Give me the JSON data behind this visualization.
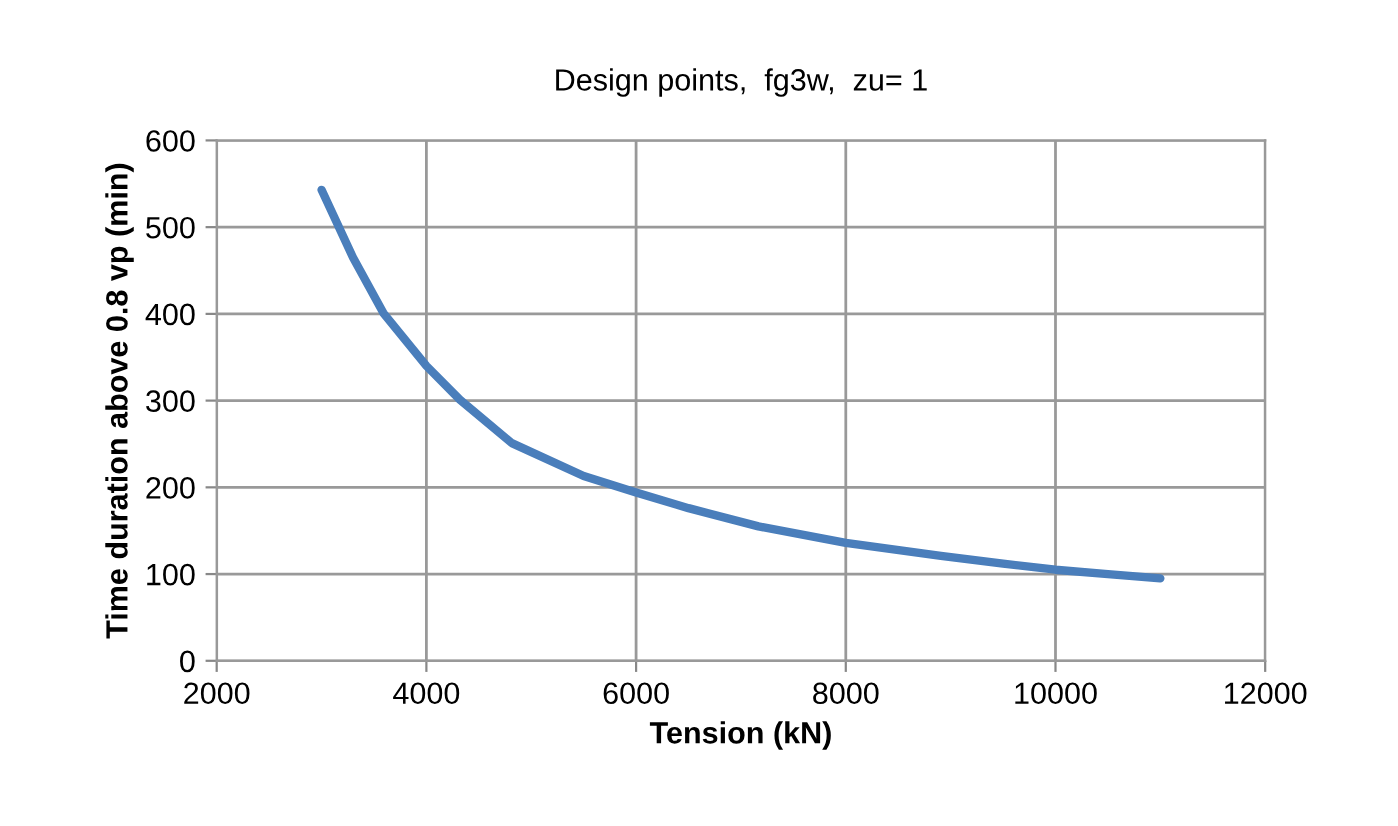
{
  "chart_data": {
    "type": "line",
    "title": "Design points,  fg3w,  zu= 1",
    "xlabel": "Tension (kN)",
    "ylabel": "Time duration above 0.8 vp (min)",
    "series": [
      {
        "color": "#4a7ebb",
        "x": [
          3000,
          3300,
          3590,
          4000,
          4320,
          4815,
          5500,
          6000,
          6500,
          7167,
          8000,
          8907,
          9500,
          10000,
          10500,
          11000
        ],
        "values": [
          543,
          465,
          401,
          340,
          301,
          251,
          213,
          194,
          176,
          155,
          136,
          121,
          112,
          105,
          100,
          95
        ]
      }
    ],
    "xlim": [
      2000,
      12000
    ],
    "xticks": [
      2000,
      4000,
      6000,
      8000,
      10000,
      12000
    ],
    "ylim": [
      0,
      600
    ],
    "yticks": [
      0,
      100,
      200,
      300,
      400,
      500,
      600
    ],
    "grid": true,
    "legend": false,
    "marker": "none",
    "line_style": "solid"
  }
}
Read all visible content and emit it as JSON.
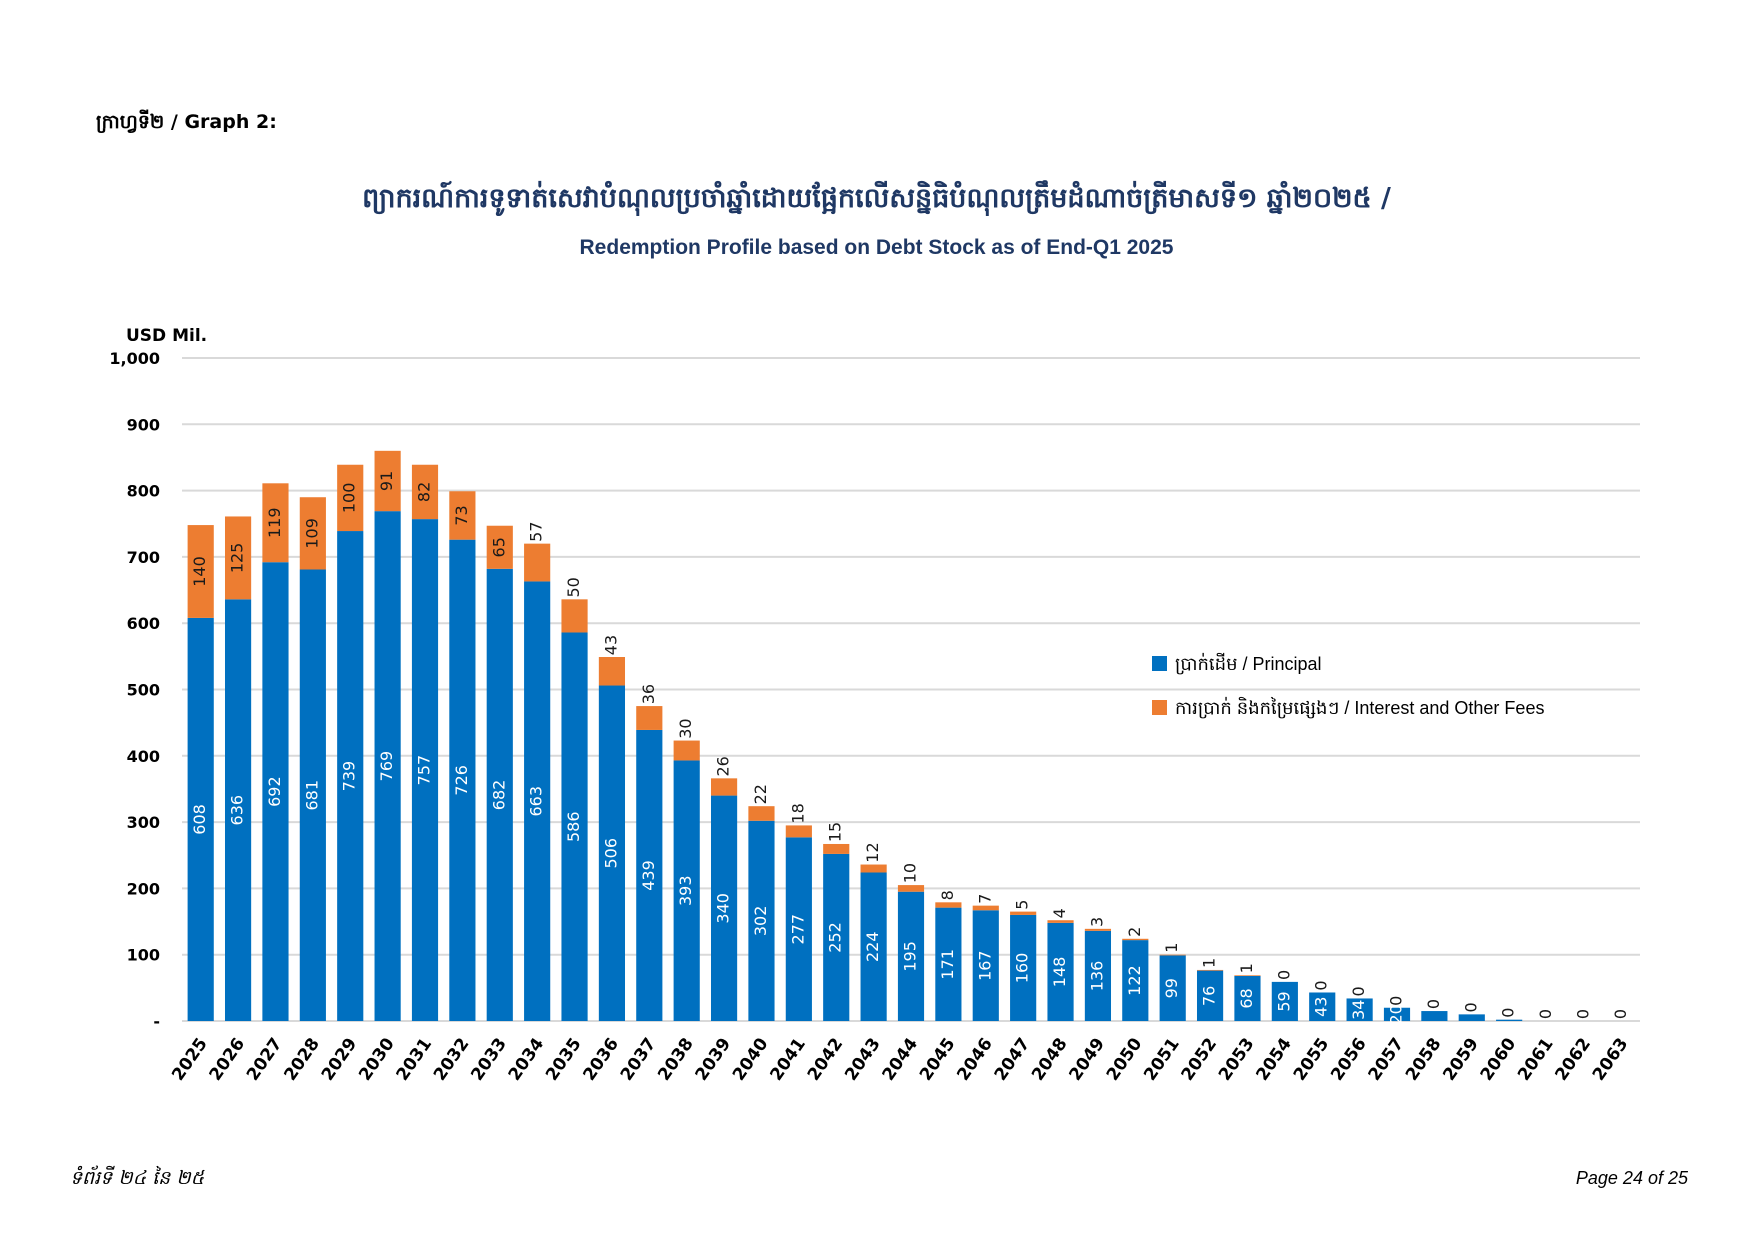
{
  "page": {
    "graph_label": "ក្រាហ្វទី២ / Graph 2:",
    "title_km": "ព្យាករណ៍ការទូទាត់សេវាបំណុលប្រចាំឆ្នាំដោយផ្អែកលើសន្និធិបំណុលត្រឹមដំណាច់ត្រីមាសទី១ ឆ្នាំ២០២៥ /",
    "title_en": "Redemption Profile based on Debt Stock as of End-Q1 2025",
    "footer_left": "ទំព័រទី ២៤ នៃ ២៥",
    "footer_right": "Page 24 of 25"
  },
  "chart_data": {
    "type": "bar",
    "stacked": true,
    "ylabel": "USD Mil.",
    "ylim": [
      0,
      1000
    ],
    "yticks": [
      0,
      100,
      200,
      300,
      400,
      500,
      600,
      700,
      800,
      900,
      1000
    ],
    "ytick_labels": [
      "-",
      "100",
      "200",
      "300",
      "400",
      "500",
      "600",
      "700",
      "800",
      "900",
      "1,000"
    ],
    "grid": true,
    "legend_position": "right",
    "colors": {
      "principal": "#0070C0",
      "interest": "#ED7D31",
      "grid": "#D9D9D9"
    },
    "categories": [
      "2025",
      "2026",
      "2027",
      "2028",
      "2029",
      "2030",
      "2031",
      "2032",
      "2033",
      "2034",
      "2035",
      "2036",
      "2037",
      "2038",
      "2039",
      "2040",
      "2041",
      "2042",
      "2043",
      "2044",
      "2045",
      "2046",
      "2047",
      "2048",
      "2049",
      "2050",
      "2051",
      "2052",
      "2053",
      "2054",
      "2055",
      "2056",
      "2057",
      "2058",
      "2059",
      "2060",
      "2061",
      "2062",
      "2063"
    ],
    "series": [
      {
        "name": "ប្រាក់ដើម / Principal",
        "values": [
          608,
          636,
          692,
          681,
          739,
          769,
          757,
          726,
          682,
          663,
          586,
          506,
          439,
          393,
          340,
          302,
          277,
          252,
          224,
          195,
          171,
          167,
          160,
          148,
          136,
          122,
          99,
          76,
          68,
          59,
          43,
          34,
          20,
          15,
          10,
          2,
          0,
          0,
          0
        ],
        "labels": [
          "608",
          "636",
          "692",
          "681",
          "739",
          "769",
          "757",
          "726",
          "682",
          "663",
          "586",
          "506",
          "439",
          "393",
          "340",
          "302",
          "277",
          "252",
          "224",
          "195",
          "171",
          "167",
          "160",
          "148",
          "136",
          "122",
          "99",
          "76",
          "68",
          "59",
          "43",
          "34",
          "20",
          "",
          "",
          "",
          "",
          "",
          ""
        ]
      },
      {
        "name": "ការប្រាក់ និងកម្រៃផ្សេងៗ / Interest and Other Fees",
        "values": [
          140,
          125,
          119,
          109,
          100,
          91,
          82,
          73,
          65,
          57,
          50,
          43,
          36,
          30,
          26,
          22,
          18,
          15,
          12,
          10,
          8,
          7,
          5,
          4,
          3,
          2,
          1,
          1,
          1,
          0,
          0,
          0,
          0,
          0,
          0,
          0,
          0,
          0,
          0
        ],
        "labels": [
          "140",
          "125",
          "119",
          "109",
          "100",
          "91",
          "82",
          "73",
          "65",
          "57",
          "50",
          "43",
          "36",
          "30",
          "26",
          "22",
          "18",
          "15",
          "12",
          "10",
          "8",
          "7",
          "5",
          "4",
          "3",
          "2",
          "1",
          "1",
          "1",
          "0",
          "0",
          "0",
          "0",
          "0",
          "0",
          "0",
          "0",
          "0",
          "0"
        ]
      }
    ]
  }
}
━━━━━━━━━━━━━━━━━━━━━━━━━━━━━━
» Instructions to follow
Print the whole listing above once more, word for word, without its pictures.

» Reply
Give me the JSON data behind this visualization.
{
  "chart_data": {
    "type": "line",
    "title": "Design points,  fg3w,  zu= 1",
    "xlabel": "Tension (kN)",
    "ylabel": "Time duration above 0.8 vp (min)",
    "series": [
      {
        "color": "#4a7ebb",
        "x": [
          3000,
          3300,
          3590,
          4000,
          4320,
          4815,
          5500,
          6000,
          6500,
          7167,
          8000,
          8907,
          9500,
          10000,
          10500,
          11000
        ],
        "values": [
          543,
          465,
          401,
          340,
          301,
          251,
          213,
          194,
          176,
          155,
          136,
          121,
          112,
          105,
          100,
          95
        ]
      }
    ],
    "xlim": [
      2000,
      12000
    ],
    "xticks": [
      2000,
      4000,
      6000,
      8000,
      10000,
      12000
    ],
    "ylim": [
      0,
      600
    ],
    "yticks": [
      0,
      100,
      200,
      300,
      400,
      500,
      600
    ],
    "grid": true,
    "legend": false,
    "marker": "none",
    "line_style": "solid"
  }
}
Read all visible content and emit it as JSON.
{
  "page": {
    "graph_label": "ក្រាហ្វទី២ / Graph 2:",
    "title_km": "ព្យាករណ៍ការទូទាត់សេវាបំណុលប្រចាំឆ្នាំដោយផ្អែកលើសន្និធិបំណុលត្រឹមដំណាច់ត្រីមាសទី១ ឆ្នាំ២០២៥ /",
    "title_en": "Redemption Profile based on Debt Stock as of End-Q1 2025",
    "footer_left": "ទំព័រទី ២៤ នៃ ២៥",
    "footer_right": "Page 24 of 25"
  },
  "chart_data": {
    "type": "bar",
    "stacked": true,
    "ylabel": "USD Mil.",
    "ylim": [
      0,
      1000
    ],
    "yticks": [
      0,
      100,
      200,
      300,
      400,
      500,
      600,
      700,
      800,
      900,
      1000
    ],
    "ytick_labels": [
      "-",
      "100",
      "200",
      "300",
      "400",
      "500",
      "600",
      "700",
      "800",
      "900",
      "1,000"
    ],
    "grid": true,
    "legend_position": "right",
    "colors": {
      "principal": "#0070C0",
      "interest": "#ED7D31",
      "grid": "#D9D9D9"
    },
    "categories": [
      "2025",
      "2026",
      "2027",
      "2028",
      "2029",
      "2030",
      "2031",
      "2032",
      "2033",
      "2034",
      "2035",
      "2036",
      "2037",
      "2038",
      "2039",
      "2040",
      "2041",
      "2042",
      "2043",
      "2044",
      "2045",
      "2046",
      "2047",
      "2048",
      "2049",
      "2050",
      "2051",
      "2052",
      "2053",
      "2054",
      "2055",
      "2056",
      "2057",
      "2058",
      "2059",
      "2060",
      "2061",
      "2062",
      "2063"
    ],
    "series": [
      {
        "name": "ប្រាក់ដើម / Principal",
        "values": [
          608,
          636,
          692,
          681,
          739,
          769,
          757,
          726,
          682,
          663,
          586,
          506,
          439,
          393,
          340,
          302,
          277,
          252,
          224,
          195,
          171,
          167,
          160,
          148,
          136,
          122,
          99,
          76,
          68,
          59,
          43,
          34,
          20,
          15,
          10,
          2,
          0,
          0,
          0
        ],
        "labels": [
          "608",
          "636",
          "692",
          "681",
          "739",
          "769",
          "757",
          "726",
          "682",
          "663",
          "586",
          "506",
          "439",
          "393",
          "340",
          "302",
          "277",
          "252",
          "224",
          "195",
          "171",
          "167",
          "160",
          "148",
          "136",
          "122",
          "99",
          "76",
          "68",
          "59",
          "43",
          "34",
          "20",
          "",
          "",
          "",
          "",
          "",
          ""
        ]
      },
      {
        "name": "ការប្រាក់ និងកម្រៃផ្សេងៗ / Interest and Other Fees",
        "values": [
          140,
          125,
          119,
          109,
          100,
          91,
          82,
          73,
          65,
          57,
          50,
          43,
          36,
          30,
          26,
          22,
          18,
          15,
          12,
          10,
          8,
          7,
          5,
          4,
          3,
          2,
          1,
          1,
          1,
          0,
          0,
          0,
          0,
          0,
          0,
          0,
          0,
          0,
          0
        ],
        "labels": [
          "140",
          "125",
          "119",
          "109",
          "100",
          "91",
          "82",
          "73",
          "65",
          "57",
          "50",
          "43",
          "36",
          "30",
          "26",
          "22",
          "18",
          "15",
          "12",
          "10",
          "8",
          "7",
          "5",
          "4",
          "3",
          "2",
          "1",
          "1",
          "1",
          "0",
          "0",
          "0",
          "0",
          "0",
          "0",
          "0",
          "0",
          "0",
          "0"
        ]
      }
    ]
  }
}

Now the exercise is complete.